** SET PROBLEM **
Your task is to output the data exactly as it stands.

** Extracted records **
************

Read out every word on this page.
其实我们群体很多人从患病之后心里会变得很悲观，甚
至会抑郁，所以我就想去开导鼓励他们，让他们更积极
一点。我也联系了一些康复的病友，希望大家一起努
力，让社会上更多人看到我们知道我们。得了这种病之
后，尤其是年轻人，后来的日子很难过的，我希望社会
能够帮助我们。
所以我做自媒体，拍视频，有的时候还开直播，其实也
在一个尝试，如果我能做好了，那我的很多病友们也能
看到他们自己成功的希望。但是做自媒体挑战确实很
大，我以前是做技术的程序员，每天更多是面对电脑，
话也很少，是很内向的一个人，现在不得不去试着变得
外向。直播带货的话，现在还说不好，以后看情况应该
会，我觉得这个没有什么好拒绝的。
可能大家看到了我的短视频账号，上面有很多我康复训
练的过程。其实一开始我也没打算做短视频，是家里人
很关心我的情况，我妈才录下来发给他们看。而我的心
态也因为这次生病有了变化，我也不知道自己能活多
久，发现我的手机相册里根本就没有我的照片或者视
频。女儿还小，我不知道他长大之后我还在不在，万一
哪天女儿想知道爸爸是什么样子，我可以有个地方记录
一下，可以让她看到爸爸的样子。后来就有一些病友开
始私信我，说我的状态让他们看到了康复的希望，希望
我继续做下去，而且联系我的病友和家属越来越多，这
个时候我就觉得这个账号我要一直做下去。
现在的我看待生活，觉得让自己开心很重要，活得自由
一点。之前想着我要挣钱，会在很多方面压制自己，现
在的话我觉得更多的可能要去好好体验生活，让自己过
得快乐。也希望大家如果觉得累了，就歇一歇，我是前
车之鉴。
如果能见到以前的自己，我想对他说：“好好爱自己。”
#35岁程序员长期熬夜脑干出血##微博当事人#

************

** ANSWER IN FULL **
Read out every word on this page.
其实我们群体很多人从患病之后心里会变得很悲观，甚
至会抑郁，所以我就想去开导鼓励他们，让他们更积极
一点。我也联系了一些康复的病友，希望大家一起努
力，让社会上更多人看到我们知道我们。得了这种病之
后，尤其是年轻人，后来的日子很难过的，我希望社会
能够帮助我们。
所以我做自媒体，拍视频，有的时候还开直播，其实也
在一个尝试，如果我能做好了，那我的很多病友们也能
看到他们自己成功的希望。但是做自媒体挑战确实很
大，我以前是做技术的程序员，每天更多是面对电脑，
话也很少，是很内向的一个人，现在不得不去试着变得
外向。直播带货的话，现在还说不好，以后看情况应该
会，我觉得这个没有什么好拒绝的。
可能大家看到了我的短视频账号，上面有很多我康复训
练的过程。其实一开始我也没打算做短视频，是家里人
很关心我的情况，我妈才录下来发给他们看。而我的心
态也因为这次生病有了变化，我也不知道自己能活多
久，发现我的手机相册里根本就没有我的照片或者视
频。女儿还小，我不知道他长大之后我还在不在，万一
哪天女儿想知道爸爸是什么样子，我可以有个地方记录
一下，可以让她看到爸爸的样子。后来就有一些病友开
始私信我，说我的状态让他们看到了康复的希望，希望
我继续做下去，而且联系我的病友和家属越来越多，这
个时候我就觉得这个账号我要一直做下去。
现在的我看待生活，觉得让自己开心很重要，活得自由
一点。之前想着我要挣钱，会在很多方面压制自己，现
在的话我觉得更多的可能要去好好体验生活，让自己过
得快乐。也希望大家如果觉得累了，就歇一歇，我是前
车之鉴。
如果能见到以前的自己，我想对他说：“好好爱自己。”
#35岁程序员长期熬夜脑干出血##微博当事人#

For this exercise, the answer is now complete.